━━━ Records for the exercise
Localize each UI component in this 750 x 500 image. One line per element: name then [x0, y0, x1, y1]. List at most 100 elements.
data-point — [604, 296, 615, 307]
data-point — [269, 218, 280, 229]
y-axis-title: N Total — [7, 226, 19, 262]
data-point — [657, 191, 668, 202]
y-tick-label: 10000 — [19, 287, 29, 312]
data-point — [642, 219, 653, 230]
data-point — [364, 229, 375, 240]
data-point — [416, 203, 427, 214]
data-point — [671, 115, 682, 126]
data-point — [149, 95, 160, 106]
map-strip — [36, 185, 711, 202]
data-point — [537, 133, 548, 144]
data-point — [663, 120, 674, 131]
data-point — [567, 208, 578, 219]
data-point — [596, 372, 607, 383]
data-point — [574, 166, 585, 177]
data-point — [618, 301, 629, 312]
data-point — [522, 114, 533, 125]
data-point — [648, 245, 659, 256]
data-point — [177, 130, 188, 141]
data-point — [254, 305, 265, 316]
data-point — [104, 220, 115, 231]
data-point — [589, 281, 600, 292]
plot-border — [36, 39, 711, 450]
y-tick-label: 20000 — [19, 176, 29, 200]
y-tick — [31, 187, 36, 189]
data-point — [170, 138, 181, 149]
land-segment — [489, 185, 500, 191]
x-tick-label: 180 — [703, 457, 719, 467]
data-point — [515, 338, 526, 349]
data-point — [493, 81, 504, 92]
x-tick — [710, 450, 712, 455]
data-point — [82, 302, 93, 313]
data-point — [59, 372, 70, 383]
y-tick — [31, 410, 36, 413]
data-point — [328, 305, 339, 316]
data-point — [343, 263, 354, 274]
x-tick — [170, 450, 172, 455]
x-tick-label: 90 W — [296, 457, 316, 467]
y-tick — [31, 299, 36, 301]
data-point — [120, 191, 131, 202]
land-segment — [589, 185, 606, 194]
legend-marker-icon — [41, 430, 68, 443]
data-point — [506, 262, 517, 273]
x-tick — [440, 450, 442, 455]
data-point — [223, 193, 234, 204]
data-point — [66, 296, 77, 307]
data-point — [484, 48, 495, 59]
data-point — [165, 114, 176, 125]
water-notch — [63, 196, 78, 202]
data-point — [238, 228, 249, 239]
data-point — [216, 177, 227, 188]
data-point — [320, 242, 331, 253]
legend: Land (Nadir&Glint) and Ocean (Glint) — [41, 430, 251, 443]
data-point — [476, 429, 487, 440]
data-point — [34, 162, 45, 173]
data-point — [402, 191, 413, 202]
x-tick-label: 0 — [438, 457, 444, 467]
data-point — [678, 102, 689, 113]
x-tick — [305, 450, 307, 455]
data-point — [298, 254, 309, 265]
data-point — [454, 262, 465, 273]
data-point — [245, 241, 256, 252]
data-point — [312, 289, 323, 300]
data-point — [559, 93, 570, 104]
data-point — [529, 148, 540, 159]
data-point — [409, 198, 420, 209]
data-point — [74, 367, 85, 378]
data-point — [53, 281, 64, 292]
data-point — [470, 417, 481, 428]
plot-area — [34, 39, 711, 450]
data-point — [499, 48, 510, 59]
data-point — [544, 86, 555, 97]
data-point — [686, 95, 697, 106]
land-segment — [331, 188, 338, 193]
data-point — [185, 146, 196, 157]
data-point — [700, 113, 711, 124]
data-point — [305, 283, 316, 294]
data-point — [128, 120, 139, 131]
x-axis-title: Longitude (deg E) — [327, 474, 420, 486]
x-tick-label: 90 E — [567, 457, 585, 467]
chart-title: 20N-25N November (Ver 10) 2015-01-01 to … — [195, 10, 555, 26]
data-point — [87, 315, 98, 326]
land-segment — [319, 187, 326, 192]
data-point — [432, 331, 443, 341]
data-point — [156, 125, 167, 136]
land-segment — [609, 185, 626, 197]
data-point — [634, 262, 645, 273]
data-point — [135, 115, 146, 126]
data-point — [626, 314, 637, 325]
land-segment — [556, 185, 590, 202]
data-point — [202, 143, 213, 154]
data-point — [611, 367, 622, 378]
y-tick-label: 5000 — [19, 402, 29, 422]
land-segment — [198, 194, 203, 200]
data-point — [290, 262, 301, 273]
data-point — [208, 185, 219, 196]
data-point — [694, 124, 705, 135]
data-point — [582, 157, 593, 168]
━━━━━━
## [Direction]
Return the entries above line for line, with nothing changed.

## [Solved exercise]
Localize each UI component in this 750 x 500 image. One line per element: name then [x0, y0, x1, y1]. List at most 100 elements.
data-point — [604, 296, 615, 307]
data-point — [269, 218, 280, 229]
y-axis-title: N Total — [7, 226, 19, 262]
data-point — [657, 191, 668, 202]
y-tick-label: 10000 — [19, 287, 29, 312]
data-point — [642, 219, 653, 230]
data-point — [364, 229, 375, 240]
data-point — [416, 203, 427, 214]
data-point — [671, 115, 682, 126]
data-point — [149, 95, 160, 106]
map-strip — [36, 185, 711, 202]
data-point — [537, 133, 548, 144]
data-point — [663, 120, 674, 131]
data-point — [567, 208, 578, 219]
data-point — [596, 372, 607, 383]
data-point — [574, 166, 585, 177]
data-point — [618, 301, 629, 312]
data-point — [522, 114, 533, 125]
data-point — [648, 245, 659, 256]
data-point — [177, 130, 188, 141]
data-point — [254, 305, 265, 316]
data-point — [104, 220, 115, 231]
data-point — [589, 281, 600, 292]
plot-border — [36, 39, 711, 450]
y-tick-label: 20000 — [19, 176, 29, 200]
y-tick — [31, 187, 36, 189]
data-point — [170, 138, 181, 149]
land-segment — [489, 185, 500, 191]
x-tick-label: 180 — [703, 457, 719, 467]
data-point — [515, 338, 526, 349]
data-point — [493, 81, 504, 92]
x-tick — [710, 450, 712, 455]
data-point — [82, 302, 93, 313]
data-point — [59, 372, 70, 383]
y-tick — [31, 410, 36, 413]
data-point — [328, 305, 339, 316]
data-point — [343, 263, 354, 274]
x-tick — [170, 450, 172, 455]
x-tick-label: 90 W — [296, 457, 316, 467]
y-tick — [31, 299, 36, 301]
data-point — [120, 191, 131, 202]
land-segment — [589, 185, 606, 194]
legend-marker-icon — [41, 430, 68, 443]
data-point — [506, 262, 517, 273]
x-tick — [440, 450, 442, 455]
data-point — [223, 193, 234, 204]
data-point — [66, 296, 77, 307]
data-point — [484, 48, 495, 59]
data-point — [165, 114, 176, 125]
water-notch — [63, 196, 78, 202]
data-point — [238, 228, 249, 239]
data-point — [216, 177, 227, 188]
data-point — [320, 242, 331, 253]
legend: Land (Nadir&Glint) and Ocean (Glint) — [41, 430, 251, 443]
data-point — [476, 429, 487, 440]
data-point — [34, 162, 45, 173]
data-point — [402, 191, 413, 202]
x-tick-label: 0 — [438, 457, 444, 467]
data-point — [678, 102, 689, 113]
x-tick — [305, 450, 307, 455]
data-point — [298, 254, 309, 265]
data-point — [454, 262, 465, 273]
data-point — [245, 241, 256, 252]
data-point — [312, 289, 323, 300]
data-point — [559, 93, 570, 104]
data-point — [529, 148, 540, 159]
data-point — [409, 198, 420, 209]
data-point — [74, 367, 85, 378]
data-point — [53, 281, 64, 292]
data-point — [470, 417, 481, 428]
plot-area — [34, 39, 711, 450]
data-point — [499, 48, 510, 59]
data-point — [544, 86, 555, 97]
data-point — [686, 95, 697, 106]
land-segment — [331, 188, 338, 193]
data-point — [185, 146, 196, 157]
data-point — [700, 113, 711, 124]
data-point — [305, 283, 316, 294]
data-point — [128, 120, 139, 131]
x-axis-title: Longitude (deg E) — [327, 474, 420, 486]
x-tick-label: 90 E — [567, 457, 585, 467]
chart-title: 20N-25N November (Ver 10) 2015-01-01 to … — [195, 10, 555, 26]
data-point — [87, 315, 98, 326]
land-segment — [319, 187, 326, 192]
data-point — [432, 331, 443, 341]
data-point — [156, 125, 167, 136]
land-segment — [609, 185, 626, 197]
data-point — [634, 262, 645, 273]
data-point — [135, 115, 146, 126]
data-point — [626, 314, 637, 325]
land-segment — [556, 185, 590, 202]
data-point — [202, 143, 213, 154]
data-point — [611, 367, 622, 378]
y-tick-label: 5000 — [19, 402, 29, 422]
land-segment — [198, 194, 203, 200]
data-point — [290, 262, 301, 273]
data-point — [208, 185, 219, 196]
data-point — [694, 124, 705, 135]
data-point — [582, 157, 593, 168]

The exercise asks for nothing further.